§ Goal
Write out each record below exactly as it appears, with no pictures.

§ Given entries
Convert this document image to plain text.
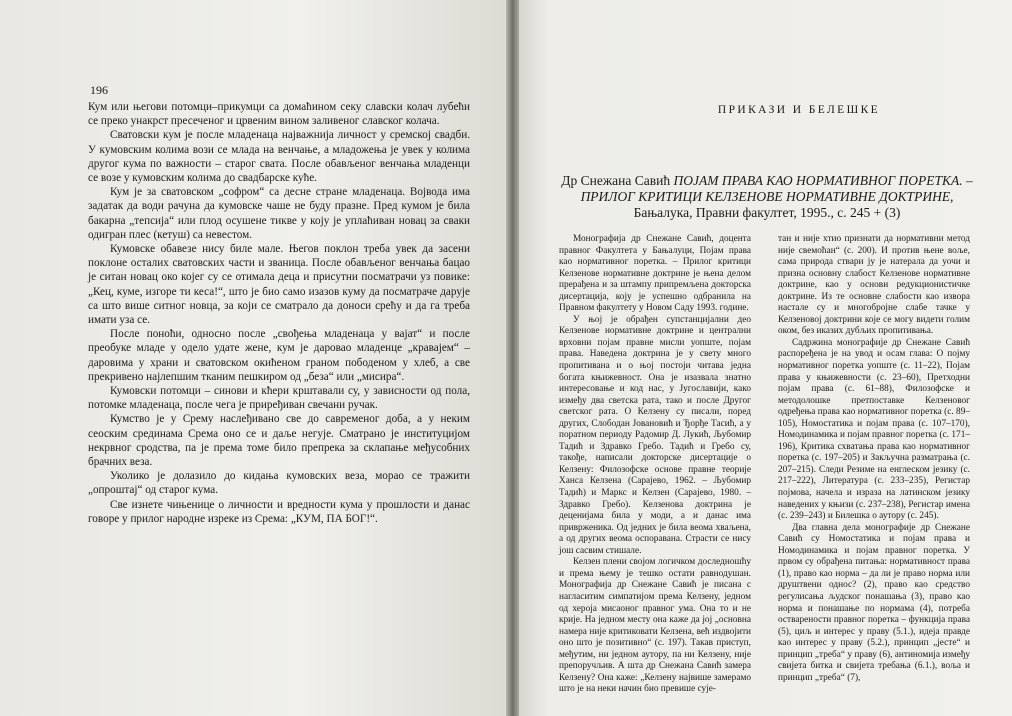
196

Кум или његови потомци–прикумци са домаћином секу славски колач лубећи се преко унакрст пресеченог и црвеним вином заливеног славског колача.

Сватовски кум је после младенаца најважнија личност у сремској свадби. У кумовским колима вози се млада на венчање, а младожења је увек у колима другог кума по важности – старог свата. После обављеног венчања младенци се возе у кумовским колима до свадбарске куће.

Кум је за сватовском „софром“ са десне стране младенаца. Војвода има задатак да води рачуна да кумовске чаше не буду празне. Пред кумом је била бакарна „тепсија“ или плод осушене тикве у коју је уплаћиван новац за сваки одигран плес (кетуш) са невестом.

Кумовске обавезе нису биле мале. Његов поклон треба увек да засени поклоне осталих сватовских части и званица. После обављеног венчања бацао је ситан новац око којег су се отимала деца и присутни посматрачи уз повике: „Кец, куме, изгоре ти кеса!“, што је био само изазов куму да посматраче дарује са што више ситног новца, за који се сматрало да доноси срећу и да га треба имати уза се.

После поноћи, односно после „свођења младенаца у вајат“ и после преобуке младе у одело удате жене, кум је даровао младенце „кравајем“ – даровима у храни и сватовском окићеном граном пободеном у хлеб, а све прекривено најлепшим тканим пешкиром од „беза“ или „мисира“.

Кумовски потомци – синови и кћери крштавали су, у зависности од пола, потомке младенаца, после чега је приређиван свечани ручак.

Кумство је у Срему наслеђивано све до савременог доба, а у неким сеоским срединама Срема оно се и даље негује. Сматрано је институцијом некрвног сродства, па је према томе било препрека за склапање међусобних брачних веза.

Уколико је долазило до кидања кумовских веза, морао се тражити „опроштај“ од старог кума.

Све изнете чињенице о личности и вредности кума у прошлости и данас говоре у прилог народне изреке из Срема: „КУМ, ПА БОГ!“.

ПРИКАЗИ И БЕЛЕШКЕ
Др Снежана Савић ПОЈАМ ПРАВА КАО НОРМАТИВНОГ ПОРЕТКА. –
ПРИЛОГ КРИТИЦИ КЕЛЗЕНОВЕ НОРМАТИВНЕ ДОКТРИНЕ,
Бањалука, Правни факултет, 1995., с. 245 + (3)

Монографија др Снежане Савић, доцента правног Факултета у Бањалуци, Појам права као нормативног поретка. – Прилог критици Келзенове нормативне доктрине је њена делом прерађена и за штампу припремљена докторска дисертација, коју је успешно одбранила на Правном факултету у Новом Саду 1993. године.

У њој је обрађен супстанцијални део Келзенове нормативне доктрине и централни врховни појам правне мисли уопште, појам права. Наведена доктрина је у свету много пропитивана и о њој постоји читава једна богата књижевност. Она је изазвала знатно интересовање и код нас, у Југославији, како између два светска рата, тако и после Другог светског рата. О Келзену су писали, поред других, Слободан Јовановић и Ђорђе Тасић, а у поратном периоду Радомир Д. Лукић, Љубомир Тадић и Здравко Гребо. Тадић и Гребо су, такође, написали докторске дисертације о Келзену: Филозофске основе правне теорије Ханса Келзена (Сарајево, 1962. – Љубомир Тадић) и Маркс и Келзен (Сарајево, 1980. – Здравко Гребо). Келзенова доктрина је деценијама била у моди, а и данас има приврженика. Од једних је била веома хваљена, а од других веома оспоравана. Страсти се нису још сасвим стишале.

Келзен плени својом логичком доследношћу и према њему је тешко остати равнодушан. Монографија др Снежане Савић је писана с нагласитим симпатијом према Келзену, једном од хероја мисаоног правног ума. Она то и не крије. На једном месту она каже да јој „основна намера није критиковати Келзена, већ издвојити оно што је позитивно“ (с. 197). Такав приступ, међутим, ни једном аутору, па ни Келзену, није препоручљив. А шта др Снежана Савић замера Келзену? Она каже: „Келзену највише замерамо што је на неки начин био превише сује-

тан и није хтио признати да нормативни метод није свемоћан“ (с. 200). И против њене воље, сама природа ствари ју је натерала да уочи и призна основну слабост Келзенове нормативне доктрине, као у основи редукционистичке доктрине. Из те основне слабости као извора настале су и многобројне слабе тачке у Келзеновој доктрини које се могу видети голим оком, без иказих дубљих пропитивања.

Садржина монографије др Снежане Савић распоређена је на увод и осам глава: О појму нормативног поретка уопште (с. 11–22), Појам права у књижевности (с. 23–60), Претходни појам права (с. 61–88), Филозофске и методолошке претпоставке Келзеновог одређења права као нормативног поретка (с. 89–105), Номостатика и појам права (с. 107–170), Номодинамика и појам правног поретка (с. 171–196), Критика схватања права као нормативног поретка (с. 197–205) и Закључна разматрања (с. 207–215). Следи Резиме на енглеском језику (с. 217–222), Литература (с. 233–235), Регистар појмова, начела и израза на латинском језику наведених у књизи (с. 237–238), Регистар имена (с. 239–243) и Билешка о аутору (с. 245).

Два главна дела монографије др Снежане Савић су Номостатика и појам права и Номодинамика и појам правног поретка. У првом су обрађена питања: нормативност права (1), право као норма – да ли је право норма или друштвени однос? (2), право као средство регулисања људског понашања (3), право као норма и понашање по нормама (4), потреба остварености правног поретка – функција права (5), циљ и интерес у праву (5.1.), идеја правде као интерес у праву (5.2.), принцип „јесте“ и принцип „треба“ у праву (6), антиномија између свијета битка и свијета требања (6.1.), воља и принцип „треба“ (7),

§ Answer for this exercise
Convert this document image to plain text.
196

Кум или његови потомци–прикумци са домаћином секу славски колач лубећи се преко унакрст пресеченог и црвеним вином заливеног славског колача.

Сватовски кум је после младенаца најважнија личност у сремској свадби. У кумовским колима вози се млада на венчање, а младожења је увек у колима другог кума по важности – старог свата. После обављеног венчања младенци се возе у кумовским колима до свадбарске куће.

Кум је за сватовском „софром“ са десне стране младенаца. Војвода има задатак да води рачуна да кумовске чаше не буду празне. Пред кумом је била бакарна „тепсија“ или плод осушене тикве у коју је уплаћиван новац за сваки одигран плес (кетуш) са невестом.

Кумовске обавезе нису биле мале. Његов поклон треба увек да засени поклоне осталих сватовских части и званица. После обављеног венчања бацао је ситан новац око којег су се отимала деца и присутни посматрачи уз повике: „Кец, куме, изгоре ти кеса!“, што је био само изазов куму да посматраче дарује са што више ситног новца, за који се сматрало да доноси срећу и да га треба имати уза се.

После поноћи, односно после „свођења младенаца у вајат“ и после преобуке младе у одело удате жене, кум је даровао младенце „кравајем“ – даровима у храни и сватовском окићеном граном пободеном у хлеб, а све прекривено најлепшим тканим пешкиром од „беза“ или „мисира“.

Кумовски потомци – синови и кћери крштавали су, у зависности од пола, потомке младенаца, после чега је приређиван свечани ручак.

Кумство је у Срему наслеђивано све до савременог доба, а у неким сеоским срединама Срема оно се и даље негује. Сматрано је институцијом некрвног сродства, па је према томе било препрека за склапање међусобних брачних веза.

Уколико је долазило до кидања кумовских веза, морао се тражити „опроштај“ од старог кума.

Све изнете чињенице о личности и вредности кума у прошлости и данас говоре у прилог народне изреке из Срема: „КУМ, ПА БОГ!“.

ПРИКАЗИ И БЕЛЕШКЕ
Др Снежана Савић ПОЈАМ ПРАВА КАО НОРМАТИВНОГ ПОРЕТКА. –
ПРИЛОГ КРИТИЦИ КЕЛЗЕНОВЕ НОРМАТИВНЕ ДОКТРИНЕ,
Бањалука, Правни факултет, 1995., с. 245 + (3)

Монографија др Снежане Савић, доцента правног Факултета у Бањалуци, Појам права као нормативног поретка. – Прилог критици Келзенове нормативне доктрине је њена делом прерађена и за штампу припремљена докторска дисертација, коју је успешно одбранила на Правном факултету у Новом Саду 1993. године.

У њој је обрађен супстанцијални део Келзенове нормативне доктрине и централни врховни појам правне мисли уопште, појам права. Наведена доктрина је у свету много пропитивана и о њој постоји читава једна богата књижевност. Она је изазвала знатно интересовање и код нас, у Југославији, како између два светска рата, тако и после Другог светског рата. О Келзену су писали, поред других, Слободан Јовановић и Ђорђе Тасић, а у поратном периоду Радомир Д. Лукић, Љубомир Тадић и Здравко Гребо. Тадић и Гребо су, такође, написали докторске дисертације о Келзену: Филозофске основе правне теорије Ханса Келзена (Сарајево, 1962. – Љубомир Тадић) и Маркс и Келзен (Сарајево, 1980. – Здравко Гребо). Келзенова доктрина је деценијама била у моди, а и данас има приврженика. Од једних је била веома хваљена, а од других веома оспоравана. Страсти се нису још сасвим стишале.

Келзен плени својом логичком доследношћу и према њему је тешко остати равнодушан. Монографија др Снежане Савић је писана с нагласитим симпатијом према Келзену, једном од хероја мисаоног правног ума. Она то и не крије. На једном месту она каже да јој „основна намера није критиковати Келзена, већ издвојити оно што је позитивно“ (с. 197). Такав приступ, међутим, ни једном аутору, па ни Келзену, није препоручљив. А шта др Снежана Савић замера Келзену? Она каже: „Келзену највише замерамо што је на неки начин био превише сује-

тан и није хтио признати да нормативни метод није свемоћан“ (с. 200). И против њене воље, сама природа ствари ју је натерала да уочи и призна основну слабост Келзенове нормативне доктрине, као у основи редукционистичке доктрине. Из те основне слабости као извора настале су и многобројне слабе тачке у Келзеновој доктрини које се могу видети голим оком, без иказих дубљих пропитивања.

Садржина монографије др Снежане Савић распоређена је на увод и осам глава: О појму нормативног поретка уопште (с. 11–22), Појам права у књижевности (с. 23–60), Претходни појам права (с. 61–88), Филозофске и методолошке претпоставке Келзеновог одређења права као нормативног поретка (с. 89–105), Номостатика и појам права (с. 107–170), Номодинамика и појам правног поретка (с. 171–196), Критика схватања права као нормативног поретка (с. 197–205) и Закључна разматрања (с. 207–215). Следи Резиме на енглеском језику (с. 217–222), Литература (с. 233–235), Регистар појмова, начела и израза на латинском језику наведених у књизи (с. 237–238), Регистар имена (с. 239–243) и Билешка о аутору (с. 245).

Два главна дела монографије др Снежане Савић су Номостатика и појам права и Номодинамика и појам правног поретка. У првом су обрађена питања: нормативност права (1), право као норма – да ли је право норма или друштвени однос? (2), право као средство регулисања људског понашања (3), право као норма и понашање по нормама (4), потреба остварености правног поретка – функција права (5), циљ и интерес у праву (5.1.), идеја правде као интерес у праву (5.2.), принцип „јесте“ и принцип „треба“ у праву (6), антиномија између свијета битка и свијета требања (6.1.), воља и принцип „треба“ (7),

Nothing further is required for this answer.